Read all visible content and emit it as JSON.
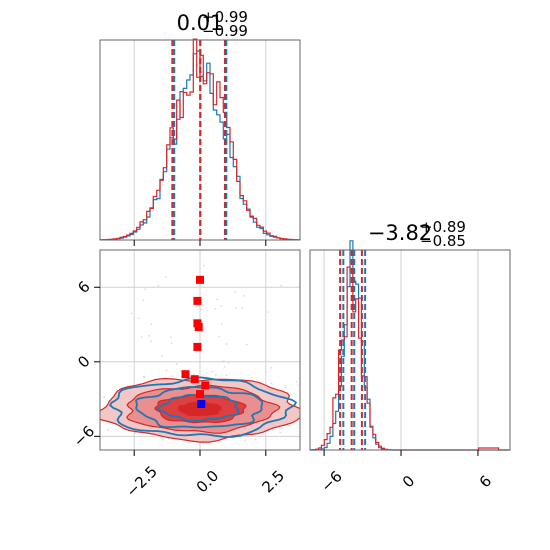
{
  "chart_data": [
    {
      "type": "histogram",
      "panel": "marginal-x",
      "title_main": "0.01",
      "title_sup": "+0.99",
      "title_sub": "−0.99",
      "xlim": [
        -3.8,
        3.8
      ],
      "grid": true,
      "series": [
        {
          "color": "#1f77b4",
          "quantiles": [
            -0.98,
            0.01,
            1.0
          ]
        },
        {
          "color": "#d62728",
          "quantiles": [
            -1.05,
            0.01,
            0.95
          ]
        }
      ],
      "profile_mu": 0.0,
      "profile_sigma": 0.99
    },
    {
      "type": "contour",
      "panel": "joint",
      "xlim": [
        -3.8,
        3.8
      ],
      "ylim": [
        -7.1,
        9.0
      ],
      "xticks": [
        "−2.5",
        "0.0",
        "2.5"
      ],
      "yticks": [
        "−6",
        "0",
        "6"
      ],
      "grid": true,
      "series": [
        {
          "color": "#1f77b4",
          "center": [
            0.0,
            -3.7
          ],
          "spread": [
            1.4,
            0.95
          ]
        },
        {
          "color": "#d62728",
          "center": [
            0.0,
            -3.8
          ],
          "spread": [
            1.6,
            1.05
          ]
        }
      ],
      "red_points": [
        {
          "x": 0.0,
          "y": 6.6
        },
        {
          "x": -0.1,
          "y": 4.9
        },
        {
          "x": -0.1,
          "y": 3.1
        },
        {
          "x": -0.05,
          "y": 2.8
        },
        {
          "x": -0.1,
          "y": 1.2
        },
        {
          "x": -0.55,
          "y": -1.0
        },
        {
          "x": -0.2,
          "y": -1.4
        },
        {
          "x": 0.2,
          "y": -1.9
        },
        {
          "x": 0.0,
          "y": -2.6
        }
      ],
      "blue_points": [
        {
          "x": 0.05,
          "y": -3.4
        }
      ]
    },
    {
      "type": "histogram",
      "panel": "marginal-y",
      "title_main": "−3.82",
      "title_sup": "+0.89",
      "title_sub": "−0.85",
      "xlim": [
        -7.1,
        8.5
      ],
      "xticks": [
        "−6",
        "0",
        "6"
      ],
      "grid": true,
      "series": [
        {
          "color": "#1f77b4",
          "quantiles": [
            -4.5,
            -3.65,
            -2.8
          ]
        },
        {
          "color": "#d62728",
          "quantiles": [
            -4.75,
            -3.85,
            -3.05
          ]
        }
      ],
      "profile_mu": -3.82,
      "profile_sigma": 0.87
    }
  ]
}
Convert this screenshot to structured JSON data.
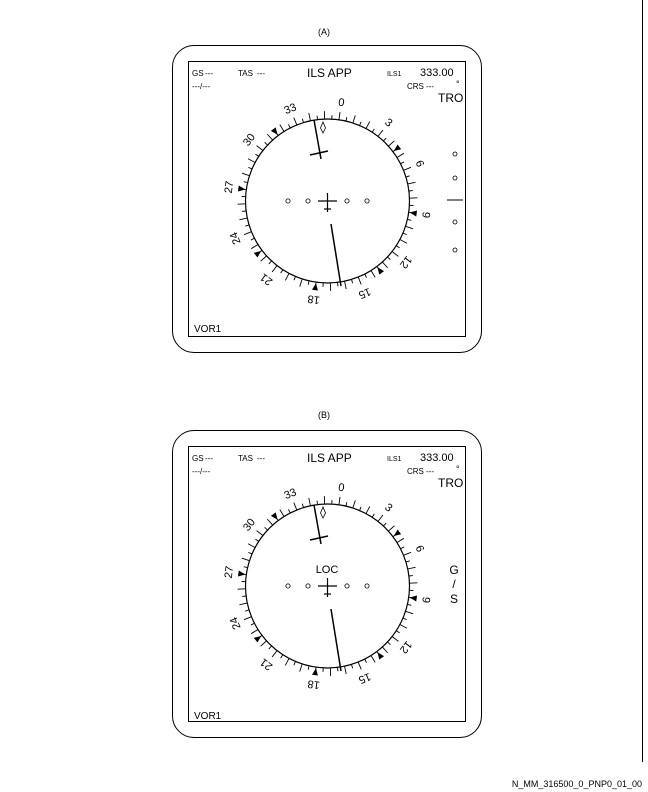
{
  "panels": [
    {
      "caption": "(A)",
      "gs_label": "GS",
      "gs_value": "---",
      "tas_label": "TAS",
      "tas_value": "---",
      "wind_value": "---/---",
      "mode_title": "ILS APP",
      "nav_source": "ILS1",
      "frequency": "333.00",
      "crs_label": "CRS",
      "crs_value": "---",
      "degree_symbol": "°",
      "ident": "TRO",
      "receiver": "VOR1",
      "compass_labels": [
        "0",
        "3",
        "6",
        "9",
        "12",
        "15",
        "18",
        "21",
        "24",
        "27",
        "30",
        "33"
      ],
      "center_flag": "",
      "gs_flag": []
    },
    {
      "caption": "(B)",
      "gs_label": "GS",
      "gs_value": "---",
      "tas_label": "TAS",
      "tas_value": "---",
      "wind_value": "---/---",
      "mode_title": "ILS APP",
      "nav_source": "ILS1",
      "frequency": "333.00",
      "crs_label": "CRS",
      "crs_value": "---",
      "degree_symbol": "°",
      "ident": "TRO",
      "receiver": "VOR1",
      "compass_labels": [
        "0",
        "3",
        "6",
        "9",
        "12",
        "15",
        "18",
        "21",
        "24",
        "27",
        "30",
        "33"
      ],
      "center_flag": "LOC",
      "gs_flag": [
        "G",
        "/",
        "S"
      ]
    }
  ],
  "reference_code": "N_MM_316500_0_PNP0_01_00"
}
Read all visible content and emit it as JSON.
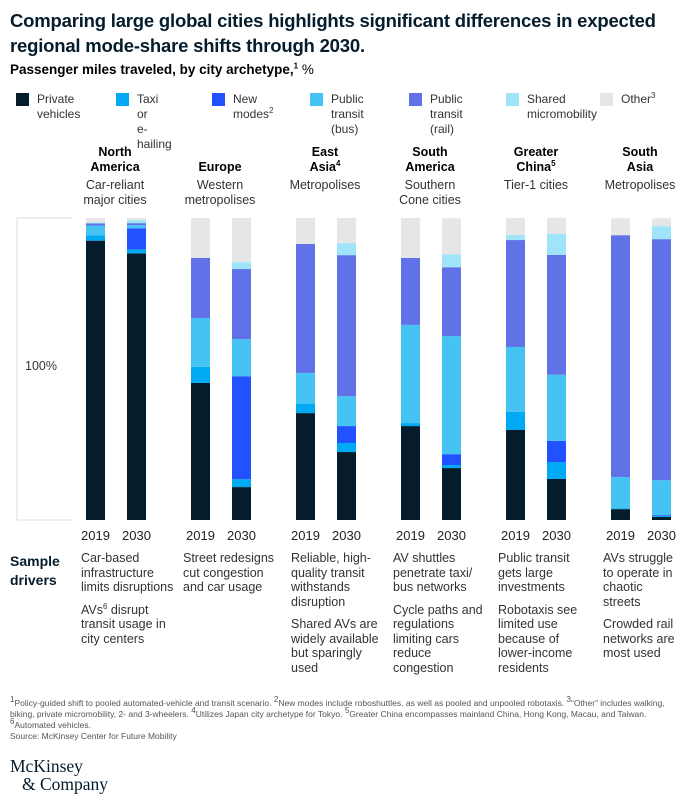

◆ ◆ ◆ ◆

Exclude the images and reproduce the remaining data exactly.

## ANSWER TO THE TASK
Read all visible content and emit it as JSON.
{
  "chart_data": [
    {
      "type": "histogram",
      "panel": "marginal-x",
      "title_main": "0.01",
      "title_sup": "+0.99",
      "title_sub": "−0.99",
      "xlim": [
        -3.8,
        3.8
      ],
      "grid": true,
      "series": [
        {
          "color": "#1f77b4",
          "quantiles": [
            -0.98,
            0.01,
            1.0
          ]
        },
        {
          "color": "#d62728",
          "quantiles": [
            -1.05,
            0.01,
            0.95
          ]
        }
      ],
      "profile_mu": 0.0,
      "profile_sigma": 0.99
    },
    {
      "type": "contour",
      "panel": "joint",
      "xlim": [
        -3.8,
        3.8
      ],
      "ylim": [
        -7.1,
        9.0
      ],
      "xticks": [
        "−2.5",
        "0.0",
        "2.5"
      ],
      "yticks": [
        "−6",
        "0",
        "6"
      ],
      "grid": true,
      "series": [
        {
          "color": "#1f77b4",
          "center": [
            0.0,
            -3.7
          ],
          "spread": [
            1.4,
            0.95
          ]
        },
        {
          "color": "#d62728",
          "center": [
            0.0,
            -3.8
          ],
          "spread": [
            1.6,
            1.05
          ]
        }
      ],
      "red_points": [
        {
          "x": 0.0,
          "y": 6.6
        },
        {
          "x": -0.1,
          "y": 4.9
        },
        {
          "x": -0.1,
          "y": 3.1
        },
        {
          "x": -0.05,
          "y": 2.8
        },
        {
          "x": -0.1,
          "y": 1.2
        },
        {
          "x": -0.55,
          "y": -1.0
        },
        {
          "x": -0.2,
          "y": -1.4
        },
        {
          "x": 0.2,
          "y": -1.9
        },
        {
          "x": 0.0,
          "y": -2.6
        }
      ],
      "blue_points": [
        {
          "x": 0.05,
          "y": -3.4
        }
      ]
    },
    {
      "type": "histogram",
      "panel": "marginal-y",
      "title_main": "−3.82",
      "title_sup": "+0.89",
      "title_sub": "−0.85",
      "xlim": [
        -7.1,
        8.5
      ],
      "xticks": [
        "−6",
        "0",
        "6"
      ],
      "grid": true,
      "series": [
        {
          "color": "#1f77b4",
          "quantiles": [
            -4.5,
            -3.65,
            -2.8
          ]
        },
        {
          "color": "#d62728",
          "quantiles": [
            -4.75,
            -3.85,
            -3.05
          ]
        }
      ],
      "profile_mu": -3.82,
      "profile_sigma": 0.87
    }
  ]
}
Convert this screenshot to structured JSON data.
{
  "panels": [
    {
      "caption": "(A)",
      "gs_label": "GS",
      "gs_value": "---",
      "tas_label": "TAS",
      "tas_value": "---",
      "wind_value": "---/---",
      "mode_title": "ILS APP",
      "nav_source": "ILS1",
      "frequency": "333.00",
      "crs_label": "CRS",
      "crs_value": "---",
      "degree_symbol": "°",
      "ident": "TRO",
      "receiver": "VOR1",
      "compass_labels": [
        "0",
        "3",
        "6",
        "9",
        "12",
        "15",
        "18",
        "21",
        "24",
        "27",
        "30",
        "33"
      ],
      "center_flag": "",
      "gs_flag": []
    },
    {
      "caption": "(B)",
      "gs_label": "GS",
      "gs_value": "---",
      "tas_label": "TAS",
      "tas_value": "---",
      "wind_value": "---/---",
      "mode_title": "ILS APP",
      "nav_source": "ILS1",
      "frequency": "333.00",
      "crs_label": "CRS",
      "crs_value": "---",
      "degree_symbol": "°",
      "ident": "TRO",
      "receiver": "VOR1",
      "compass_labels": [
        "0",
        "3",
        "6",
        "9",
        "12",
        "15",
        "18",
        "21",
        "24",
        "27",
        "30",
        "33"
      ],
      "center_flag": "LOC",
      "gs_flag": [
        "G",
        "/",
        "S"
      ]
    }
  ],
  "reference_code": "N_MM_316500_0_PNP0_01_00"
}
Read all visible content and emit it as JSON.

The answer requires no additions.